▶ Figure dataset records

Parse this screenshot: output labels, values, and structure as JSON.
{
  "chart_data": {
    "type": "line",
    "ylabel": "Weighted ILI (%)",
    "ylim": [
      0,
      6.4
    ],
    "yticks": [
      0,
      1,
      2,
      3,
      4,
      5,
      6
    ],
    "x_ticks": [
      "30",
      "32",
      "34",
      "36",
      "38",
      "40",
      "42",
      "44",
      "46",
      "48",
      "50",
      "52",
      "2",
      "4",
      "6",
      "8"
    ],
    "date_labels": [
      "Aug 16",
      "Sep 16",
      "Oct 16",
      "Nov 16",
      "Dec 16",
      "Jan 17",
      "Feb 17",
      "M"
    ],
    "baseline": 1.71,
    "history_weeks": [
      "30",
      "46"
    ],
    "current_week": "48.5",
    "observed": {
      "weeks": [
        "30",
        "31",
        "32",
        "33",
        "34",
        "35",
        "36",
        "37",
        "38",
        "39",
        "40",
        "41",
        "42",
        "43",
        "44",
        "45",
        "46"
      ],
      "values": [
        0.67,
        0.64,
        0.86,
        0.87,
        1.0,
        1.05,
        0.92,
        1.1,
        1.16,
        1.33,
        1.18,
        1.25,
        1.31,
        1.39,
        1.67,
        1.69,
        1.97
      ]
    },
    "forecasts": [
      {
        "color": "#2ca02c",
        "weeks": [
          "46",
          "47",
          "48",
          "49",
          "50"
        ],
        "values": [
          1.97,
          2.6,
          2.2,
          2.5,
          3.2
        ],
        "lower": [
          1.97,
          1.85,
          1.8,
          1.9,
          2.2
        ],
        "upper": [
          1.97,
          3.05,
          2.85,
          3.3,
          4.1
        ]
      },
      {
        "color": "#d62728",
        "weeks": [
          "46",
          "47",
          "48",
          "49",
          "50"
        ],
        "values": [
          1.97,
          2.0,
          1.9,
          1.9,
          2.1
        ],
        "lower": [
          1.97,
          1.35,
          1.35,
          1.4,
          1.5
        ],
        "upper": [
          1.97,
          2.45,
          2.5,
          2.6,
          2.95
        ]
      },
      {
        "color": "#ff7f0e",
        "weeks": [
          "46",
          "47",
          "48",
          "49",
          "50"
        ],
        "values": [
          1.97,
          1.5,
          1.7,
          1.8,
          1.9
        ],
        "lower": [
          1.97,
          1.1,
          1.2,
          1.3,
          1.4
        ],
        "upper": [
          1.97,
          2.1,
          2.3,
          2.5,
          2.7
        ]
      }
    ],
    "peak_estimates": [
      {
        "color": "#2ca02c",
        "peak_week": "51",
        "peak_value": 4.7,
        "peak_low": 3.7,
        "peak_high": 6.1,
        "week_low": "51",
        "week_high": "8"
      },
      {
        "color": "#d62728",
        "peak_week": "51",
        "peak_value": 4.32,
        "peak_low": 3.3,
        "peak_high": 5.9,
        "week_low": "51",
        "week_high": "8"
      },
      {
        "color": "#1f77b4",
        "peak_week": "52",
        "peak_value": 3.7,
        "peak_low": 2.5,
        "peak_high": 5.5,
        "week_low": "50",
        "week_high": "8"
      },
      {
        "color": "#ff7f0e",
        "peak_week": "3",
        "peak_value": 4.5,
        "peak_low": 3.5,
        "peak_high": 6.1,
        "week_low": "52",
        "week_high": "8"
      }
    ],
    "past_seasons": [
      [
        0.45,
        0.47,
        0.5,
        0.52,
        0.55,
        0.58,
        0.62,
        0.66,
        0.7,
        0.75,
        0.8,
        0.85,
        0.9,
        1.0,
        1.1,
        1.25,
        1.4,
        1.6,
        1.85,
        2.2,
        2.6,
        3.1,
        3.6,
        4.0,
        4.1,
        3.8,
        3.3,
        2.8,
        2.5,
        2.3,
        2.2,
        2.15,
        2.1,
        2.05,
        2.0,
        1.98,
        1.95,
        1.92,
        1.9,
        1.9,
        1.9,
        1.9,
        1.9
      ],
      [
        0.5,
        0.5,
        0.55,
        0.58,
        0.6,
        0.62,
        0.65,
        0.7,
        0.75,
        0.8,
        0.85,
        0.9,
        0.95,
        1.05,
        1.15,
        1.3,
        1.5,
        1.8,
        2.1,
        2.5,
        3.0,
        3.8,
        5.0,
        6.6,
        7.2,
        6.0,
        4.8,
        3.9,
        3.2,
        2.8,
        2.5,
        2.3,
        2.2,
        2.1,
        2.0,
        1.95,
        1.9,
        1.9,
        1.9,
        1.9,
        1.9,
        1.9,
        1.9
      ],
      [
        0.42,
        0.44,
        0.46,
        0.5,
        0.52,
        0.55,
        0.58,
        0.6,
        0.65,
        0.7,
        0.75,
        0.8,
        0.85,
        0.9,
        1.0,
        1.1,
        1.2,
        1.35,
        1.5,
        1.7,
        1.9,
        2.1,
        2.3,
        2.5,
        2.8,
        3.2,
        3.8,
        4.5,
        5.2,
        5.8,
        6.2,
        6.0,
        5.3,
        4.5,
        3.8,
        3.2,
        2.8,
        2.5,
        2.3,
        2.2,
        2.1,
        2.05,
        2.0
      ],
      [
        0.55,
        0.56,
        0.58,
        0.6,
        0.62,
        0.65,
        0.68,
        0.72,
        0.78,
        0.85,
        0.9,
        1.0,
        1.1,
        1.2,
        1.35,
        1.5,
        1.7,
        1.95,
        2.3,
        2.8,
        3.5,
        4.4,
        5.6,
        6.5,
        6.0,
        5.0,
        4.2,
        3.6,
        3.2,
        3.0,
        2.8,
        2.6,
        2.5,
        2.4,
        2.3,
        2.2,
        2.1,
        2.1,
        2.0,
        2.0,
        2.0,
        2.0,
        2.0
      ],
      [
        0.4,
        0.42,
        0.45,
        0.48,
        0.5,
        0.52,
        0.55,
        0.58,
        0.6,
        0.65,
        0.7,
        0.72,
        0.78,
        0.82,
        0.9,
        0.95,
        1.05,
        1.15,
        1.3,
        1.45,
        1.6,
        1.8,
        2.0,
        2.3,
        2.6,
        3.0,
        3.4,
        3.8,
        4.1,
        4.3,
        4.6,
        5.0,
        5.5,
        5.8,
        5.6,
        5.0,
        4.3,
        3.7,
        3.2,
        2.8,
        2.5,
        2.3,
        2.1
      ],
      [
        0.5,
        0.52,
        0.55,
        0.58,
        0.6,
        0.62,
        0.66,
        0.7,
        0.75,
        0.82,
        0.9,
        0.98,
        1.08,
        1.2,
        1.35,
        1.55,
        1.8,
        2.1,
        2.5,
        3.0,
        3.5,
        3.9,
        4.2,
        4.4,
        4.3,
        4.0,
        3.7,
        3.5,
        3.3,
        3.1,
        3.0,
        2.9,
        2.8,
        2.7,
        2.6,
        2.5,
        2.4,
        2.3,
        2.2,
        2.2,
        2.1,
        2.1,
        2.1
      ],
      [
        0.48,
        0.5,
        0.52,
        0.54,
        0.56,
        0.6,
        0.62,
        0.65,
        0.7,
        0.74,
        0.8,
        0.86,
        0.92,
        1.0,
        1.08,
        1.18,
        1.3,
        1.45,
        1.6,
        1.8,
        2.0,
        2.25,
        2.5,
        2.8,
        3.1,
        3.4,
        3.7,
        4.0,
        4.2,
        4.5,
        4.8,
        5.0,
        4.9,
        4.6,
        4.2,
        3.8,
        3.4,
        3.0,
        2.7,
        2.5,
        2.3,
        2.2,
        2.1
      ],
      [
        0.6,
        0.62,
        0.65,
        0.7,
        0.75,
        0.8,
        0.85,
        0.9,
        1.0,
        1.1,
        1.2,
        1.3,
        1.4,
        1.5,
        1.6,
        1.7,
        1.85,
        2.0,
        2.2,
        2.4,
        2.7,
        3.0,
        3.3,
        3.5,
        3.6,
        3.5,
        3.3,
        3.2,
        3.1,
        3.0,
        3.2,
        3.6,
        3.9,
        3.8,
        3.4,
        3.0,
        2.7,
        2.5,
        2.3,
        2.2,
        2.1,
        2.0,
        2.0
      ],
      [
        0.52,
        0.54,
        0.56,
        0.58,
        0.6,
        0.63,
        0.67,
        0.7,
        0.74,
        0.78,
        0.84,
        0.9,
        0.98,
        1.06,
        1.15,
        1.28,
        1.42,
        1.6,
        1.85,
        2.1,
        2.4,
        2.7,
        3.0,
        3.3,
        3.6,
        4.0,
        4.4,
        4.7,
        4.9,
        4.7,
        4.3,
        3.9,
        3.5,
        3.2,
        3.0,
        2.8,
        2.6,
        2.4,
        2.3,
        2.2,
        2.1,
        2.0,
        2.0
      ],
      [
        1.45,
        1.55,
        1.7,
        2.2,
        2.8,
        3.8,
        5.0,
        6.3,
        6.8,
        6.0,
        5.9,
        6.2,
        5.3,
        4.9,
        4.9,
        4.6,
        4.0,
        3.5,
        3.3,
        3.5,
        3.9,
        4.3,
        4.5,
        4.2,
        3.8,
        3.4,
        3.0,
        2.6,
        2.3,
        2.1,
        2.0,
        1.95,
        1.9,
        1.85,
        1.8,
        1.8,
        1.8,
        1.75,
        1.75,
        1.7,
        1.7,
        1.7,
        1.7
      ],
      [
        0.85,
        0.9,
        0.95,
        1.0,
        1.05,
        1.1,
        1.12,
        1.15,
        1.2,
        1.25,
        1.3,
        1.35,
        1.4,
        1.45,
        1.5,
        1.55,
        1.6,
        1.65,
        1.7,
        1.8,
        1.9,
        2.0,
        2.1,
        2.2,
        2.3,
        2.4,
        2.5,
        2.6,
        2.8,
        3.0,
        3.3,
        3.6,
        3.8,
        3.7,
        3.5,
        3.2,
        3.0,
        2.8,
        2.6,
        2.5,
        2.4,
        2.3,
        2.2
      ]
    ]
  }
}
* * *
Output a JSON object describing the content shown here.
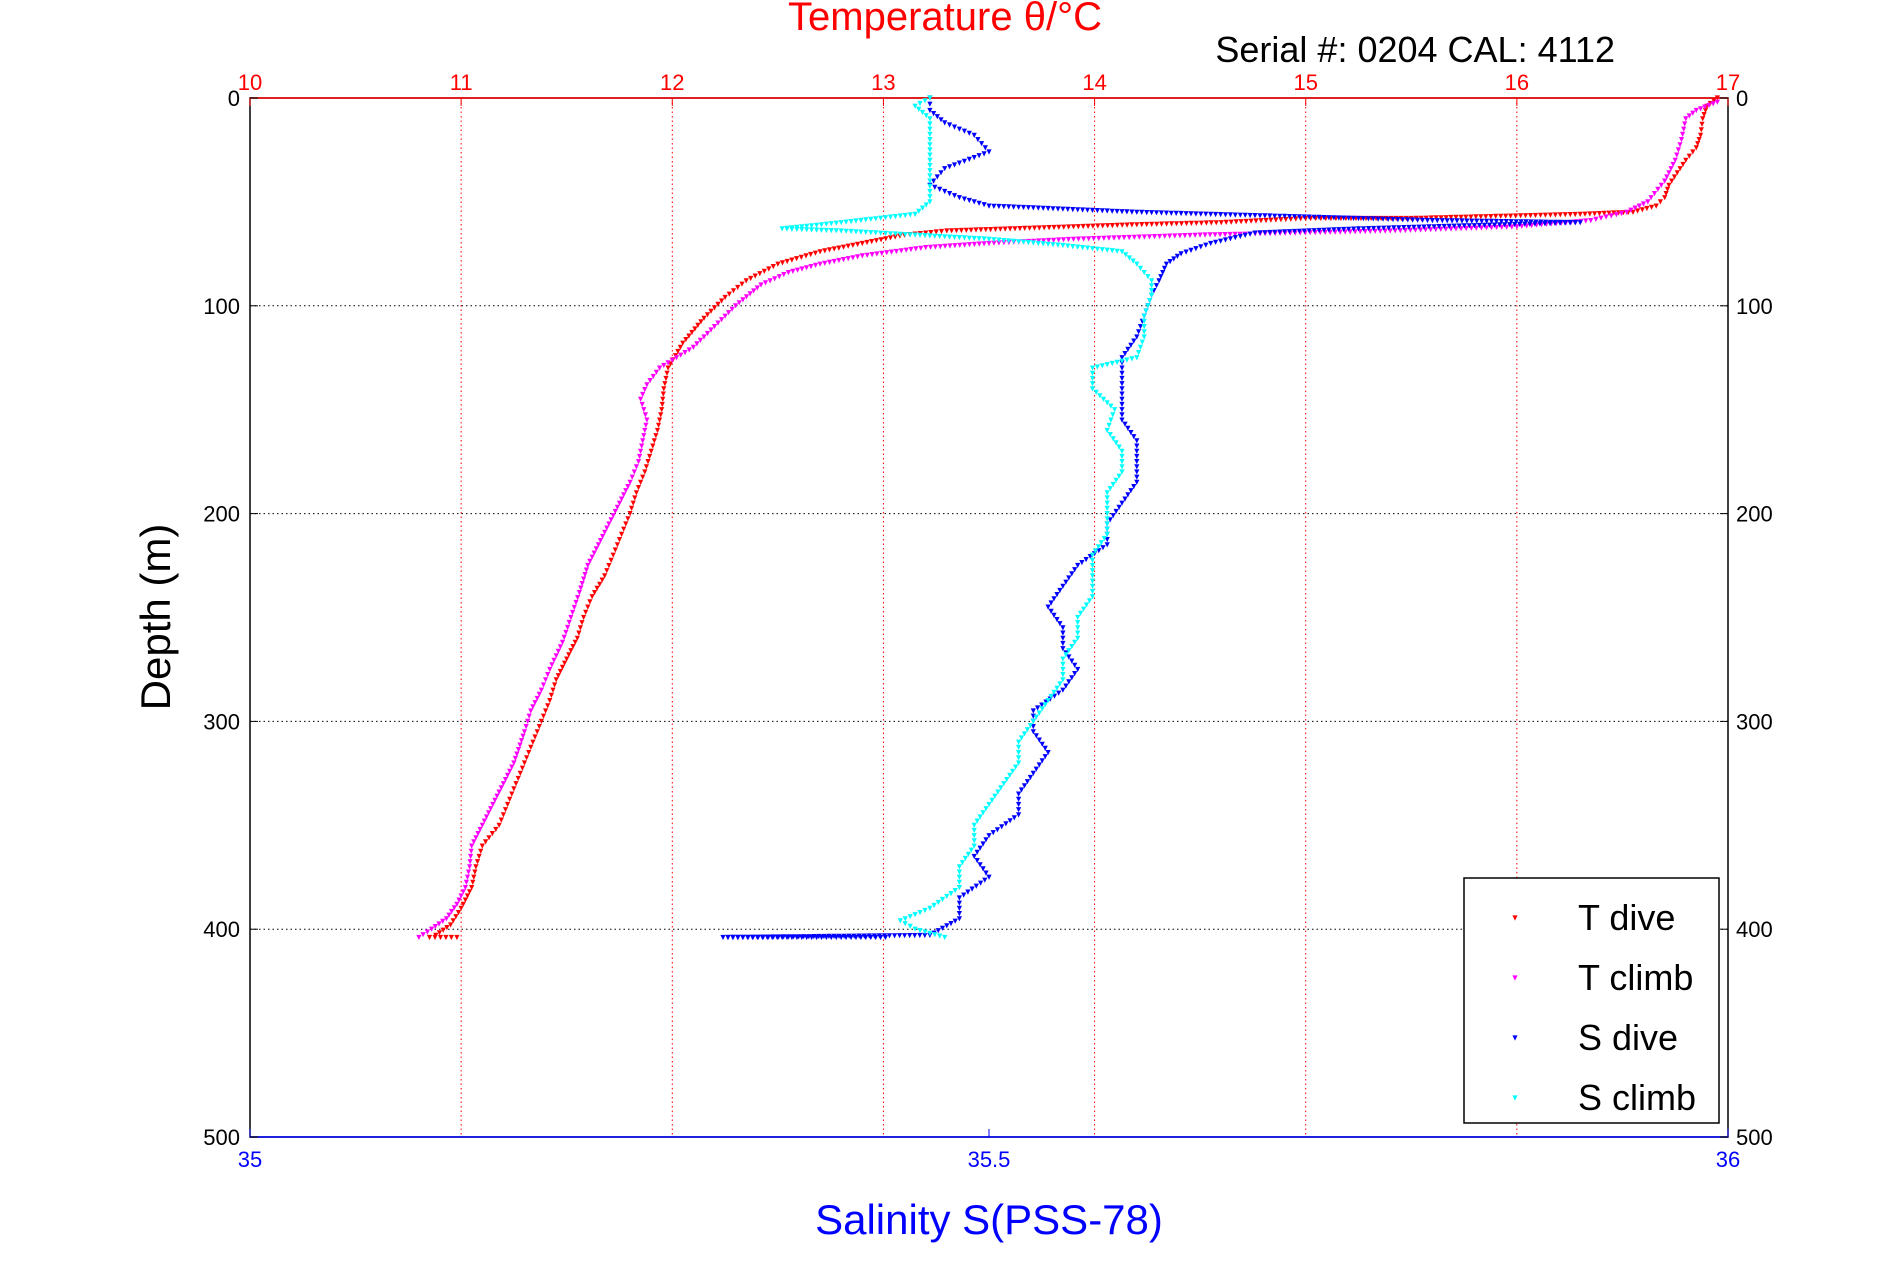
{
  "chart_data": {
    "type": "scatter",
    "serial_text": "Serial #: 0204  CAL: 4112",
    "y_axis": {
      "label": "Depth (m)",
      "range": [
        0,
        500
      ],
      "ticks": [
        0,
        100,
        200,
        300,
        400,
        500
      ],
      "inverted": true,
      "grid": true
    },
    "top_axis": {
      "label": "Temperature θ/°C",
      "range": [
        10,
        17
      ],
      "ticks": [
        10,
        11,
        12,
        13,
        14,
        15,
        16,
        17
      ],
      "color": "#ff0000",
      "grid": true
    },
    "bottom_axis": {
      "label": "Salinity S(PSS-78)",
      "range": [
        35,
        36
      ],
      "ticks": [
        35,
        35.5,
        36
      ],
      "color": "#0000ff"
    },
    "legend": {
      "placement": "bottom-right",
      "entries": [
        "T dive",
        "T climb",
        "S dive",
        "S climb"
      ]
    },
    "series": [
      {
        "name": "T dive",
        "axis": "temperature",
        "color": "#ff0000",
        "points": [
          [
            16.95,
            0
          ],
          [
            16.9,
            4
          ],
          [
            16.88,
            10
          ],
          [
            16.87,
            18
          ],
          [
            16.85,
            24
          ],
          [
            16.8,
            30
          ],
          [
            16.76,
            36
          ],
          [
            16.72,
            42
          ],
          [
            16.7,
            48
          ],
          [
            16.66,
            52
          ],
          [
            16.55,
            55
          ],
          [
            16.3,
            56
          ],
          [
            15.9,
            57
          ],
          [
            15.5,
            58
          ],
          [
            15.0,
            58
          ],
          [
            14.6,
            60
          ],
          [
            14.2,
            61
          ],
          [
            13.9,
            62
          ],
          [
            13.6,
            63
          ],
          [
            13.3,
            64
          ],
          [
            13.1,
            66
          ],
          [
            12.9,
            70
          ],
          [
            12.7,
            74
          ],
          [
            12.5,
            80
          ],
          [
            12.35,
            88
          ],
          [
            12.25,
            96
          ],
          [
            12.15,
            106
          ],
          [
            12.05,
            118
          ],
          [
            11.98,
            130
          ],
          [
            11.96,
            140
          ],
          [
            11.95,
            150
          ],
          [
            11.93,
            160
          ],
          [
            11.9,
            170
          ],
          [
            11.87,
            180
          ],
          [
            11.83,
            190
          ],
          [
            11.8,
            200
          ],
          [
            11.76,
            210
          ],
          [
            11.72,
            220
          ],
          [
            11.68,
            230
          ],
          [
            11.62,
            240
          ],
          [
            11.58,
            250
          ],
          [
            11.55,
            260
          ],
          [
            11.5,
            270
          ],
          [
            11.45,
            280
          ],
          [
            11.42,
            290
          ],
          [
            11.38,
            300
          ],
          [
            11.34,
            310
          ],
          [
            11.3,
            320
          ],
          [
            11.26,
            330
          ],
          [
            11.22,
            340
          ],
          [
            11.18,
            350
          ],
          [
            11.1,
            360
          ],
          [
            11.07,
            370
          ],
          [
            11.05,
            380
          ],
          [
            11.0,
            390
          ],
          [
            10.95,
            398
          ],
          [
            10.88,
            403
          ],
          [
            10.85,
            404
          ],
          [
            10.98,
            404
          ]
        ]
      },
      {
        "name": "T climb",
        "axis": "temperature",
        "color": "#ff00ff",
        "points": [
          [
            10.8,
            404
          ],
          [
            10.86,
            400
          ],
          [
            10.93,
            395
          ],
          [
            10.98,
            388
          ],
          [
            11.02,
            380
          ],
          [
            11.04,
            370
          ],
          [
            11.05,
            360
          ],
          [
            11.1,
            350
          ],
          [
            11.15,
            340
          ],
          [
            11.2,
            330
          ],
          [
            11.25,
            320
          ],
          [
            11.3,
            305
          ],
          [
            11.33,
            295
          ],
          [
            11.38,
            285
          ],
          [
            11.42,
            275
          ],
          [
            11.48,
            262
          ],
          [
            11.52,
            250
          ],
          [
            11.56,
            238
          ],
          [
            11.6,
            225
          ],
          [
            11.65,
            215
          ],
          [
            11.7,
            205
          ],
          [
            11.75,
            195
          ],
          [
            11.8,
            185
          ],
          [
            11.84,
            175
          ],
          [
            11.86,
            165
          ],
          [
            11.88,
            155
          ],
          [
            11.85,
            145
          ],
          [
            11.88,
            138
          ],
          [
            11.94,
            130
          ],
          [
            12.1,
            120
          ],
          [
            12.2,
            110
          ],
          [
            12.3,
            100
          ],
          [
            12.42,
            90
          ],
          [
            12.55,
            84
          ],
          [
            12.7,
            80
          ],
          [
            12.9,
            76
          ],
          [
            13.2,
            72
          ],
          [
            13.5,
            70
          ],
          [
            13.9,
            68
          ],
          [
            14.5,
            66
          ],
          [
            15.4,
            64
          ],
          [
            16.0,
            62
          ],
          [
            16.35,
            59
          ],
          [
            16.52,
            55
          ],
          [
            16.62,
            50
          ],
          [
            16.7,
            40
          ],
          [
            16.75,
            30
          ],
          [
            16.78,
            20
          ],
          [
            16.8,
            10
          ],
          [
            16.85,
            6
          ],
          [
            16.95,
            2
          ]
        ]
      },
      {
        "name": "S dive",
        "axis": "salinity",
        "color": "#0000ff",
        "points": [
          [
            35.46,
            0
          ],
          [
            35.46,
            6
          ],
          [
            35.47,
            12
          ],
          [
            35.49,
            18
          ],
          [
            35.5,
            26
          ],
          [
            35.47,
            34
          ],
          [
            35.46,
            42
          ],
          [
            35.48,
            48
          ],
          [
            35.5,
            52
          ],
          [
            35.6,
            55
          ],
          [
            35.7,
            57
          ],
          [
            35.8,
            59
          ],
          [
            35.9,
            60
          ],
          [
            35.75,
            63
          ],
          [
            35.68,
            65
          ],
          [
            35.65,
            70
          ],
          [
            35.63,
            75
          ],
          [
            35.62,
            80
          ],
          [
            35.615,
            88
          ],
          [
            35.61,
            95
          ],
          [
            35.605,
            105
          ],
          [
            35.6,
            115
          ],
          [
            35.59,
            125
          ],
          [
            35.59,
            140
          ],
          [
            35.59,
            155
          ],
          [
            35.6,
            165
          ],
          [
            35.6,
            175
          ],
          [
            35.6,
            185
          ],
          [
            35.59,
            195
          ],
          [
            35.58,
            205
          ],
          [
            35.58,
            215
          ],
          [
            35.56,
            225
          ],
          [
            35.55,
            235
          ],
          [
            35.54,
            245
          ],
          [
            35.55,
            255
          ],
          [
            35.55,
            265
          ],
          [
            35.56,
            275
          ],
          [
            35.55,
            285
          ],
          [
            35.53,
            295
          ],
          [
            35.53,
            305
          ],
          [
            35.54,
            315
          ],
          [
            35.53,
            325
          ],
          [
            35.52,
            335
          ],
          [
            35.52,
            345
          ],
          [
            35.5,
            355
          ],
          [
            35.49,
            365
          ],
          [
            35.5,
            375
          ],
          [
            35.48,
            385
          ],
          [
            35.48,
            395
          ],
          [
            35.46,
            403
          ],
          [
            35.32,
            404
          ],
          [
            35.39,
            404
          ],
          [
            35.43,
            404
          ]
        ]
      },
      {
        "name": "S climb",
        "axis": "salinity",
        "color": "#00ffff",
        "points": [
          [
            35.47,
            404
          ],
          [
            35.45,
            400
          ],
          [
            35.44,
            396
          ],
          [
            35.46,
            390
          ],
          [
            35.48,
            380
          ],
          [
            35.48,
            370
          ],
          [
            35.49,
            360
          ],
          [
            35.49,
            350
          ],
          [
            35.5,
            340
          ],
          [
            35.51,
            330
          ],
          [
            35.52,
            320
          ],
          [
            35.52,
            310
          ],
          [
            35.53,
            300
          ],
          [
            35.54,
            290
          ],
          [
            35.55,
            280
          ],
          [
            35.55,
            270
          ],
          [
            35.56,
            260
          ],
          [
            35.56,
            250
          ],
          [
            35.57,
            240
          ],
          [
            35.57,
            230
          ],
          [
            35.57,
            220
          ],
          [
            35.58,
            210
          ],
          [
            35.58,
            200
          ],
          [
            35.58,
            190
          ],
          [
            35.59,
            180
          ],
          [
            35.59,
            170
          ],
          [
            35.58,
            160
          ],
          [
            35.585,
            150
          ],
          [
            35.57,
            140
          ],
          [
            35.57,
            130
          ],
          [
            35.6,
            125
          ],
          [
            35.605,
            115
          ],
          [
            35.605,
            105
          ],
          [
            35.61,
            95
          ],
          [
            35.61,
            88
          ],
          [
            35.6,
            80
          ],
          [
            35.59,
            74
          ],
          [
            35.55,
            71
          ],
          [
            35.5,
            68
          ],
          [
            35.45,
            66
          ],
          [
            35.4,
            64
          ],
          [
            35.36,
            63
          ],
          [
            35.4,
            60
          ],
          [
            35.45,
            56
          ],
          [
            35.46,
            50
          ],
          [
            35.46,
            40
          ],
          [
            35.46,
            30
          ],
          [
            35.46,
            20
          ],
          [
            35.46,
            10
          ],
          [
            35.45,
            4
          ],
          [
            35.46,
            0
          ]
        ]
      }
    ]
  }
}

▶ Work to complete
Copy every line that contains the string "name".

▶ Worked answer
        "name": "T dive",
        "name": "T climb",
        "name": "S dive",
        "name": "S climb",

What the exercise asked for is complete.